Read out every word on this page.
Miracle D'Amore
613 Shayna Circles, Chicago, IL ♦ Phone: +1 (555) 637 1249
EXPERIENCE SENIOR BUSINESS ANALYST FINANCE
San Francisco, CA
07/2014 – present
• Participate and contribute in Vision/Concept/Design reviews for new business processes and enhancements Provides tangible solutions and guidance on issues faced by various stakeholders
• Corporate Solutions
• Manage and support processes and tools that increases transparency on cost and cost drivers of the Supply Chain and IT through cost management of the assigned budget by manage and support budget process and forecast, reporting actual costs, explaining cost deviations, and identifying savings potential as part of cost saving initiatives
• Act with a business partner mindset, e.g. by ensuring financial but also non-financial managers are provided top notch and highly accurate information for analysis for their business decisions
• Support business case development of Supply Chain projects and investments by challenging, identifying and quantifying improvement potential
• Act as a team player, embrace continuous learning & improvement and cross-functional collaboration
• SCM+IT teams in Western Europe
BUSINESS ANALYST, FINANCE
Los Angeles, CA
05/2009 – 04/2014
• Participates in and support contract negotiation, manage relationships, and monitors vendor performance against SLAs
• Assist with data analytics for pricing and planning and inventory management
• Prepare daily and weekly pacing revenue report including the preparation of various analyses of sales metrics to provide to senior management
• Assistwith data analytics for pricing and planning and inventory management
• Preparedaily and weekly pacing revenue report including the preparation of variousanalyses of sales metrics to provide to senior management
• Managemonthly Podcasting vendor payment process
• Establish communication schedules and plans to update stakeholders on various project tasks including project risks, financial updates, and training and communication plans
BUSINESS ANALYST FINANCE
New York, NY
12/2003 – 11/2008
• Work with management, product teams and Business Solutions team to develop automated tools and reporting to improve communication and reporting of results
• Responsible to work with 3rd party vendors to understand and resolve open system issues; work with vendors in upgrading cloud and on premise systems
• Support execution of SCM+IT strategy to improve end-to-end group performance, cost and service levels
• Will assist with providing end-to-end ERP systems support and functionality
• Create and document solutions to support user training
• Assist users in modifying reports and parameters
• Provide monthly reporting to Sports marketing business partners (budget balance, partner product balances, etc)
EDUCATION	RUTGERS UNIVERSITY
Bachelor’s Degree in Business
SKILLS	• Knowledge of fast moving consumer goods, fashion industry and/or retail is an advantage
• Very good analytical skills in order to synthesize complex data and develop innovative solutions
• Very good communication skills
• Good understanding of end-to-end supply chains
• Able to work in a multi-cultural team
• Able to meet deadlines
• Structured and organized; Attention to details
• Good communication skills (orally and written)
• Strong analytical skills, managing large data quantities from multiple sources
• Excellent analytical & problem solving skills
=-=-=-=-=
* EXERCISE PROMPT: Wherever "communication" shows up in a line, copy that line.

* OUTPUT OF THE EXERCISE:
• Establish communication schedules and plans to update stakeholders on various project tasks including project risks, financial updates, and training and communication plans
• Work with management, product teams and Business Solutions team to develop automated tools and reporting to improve communication and reporting of results
• Very good communication skills
• Good communication skills (orally and written)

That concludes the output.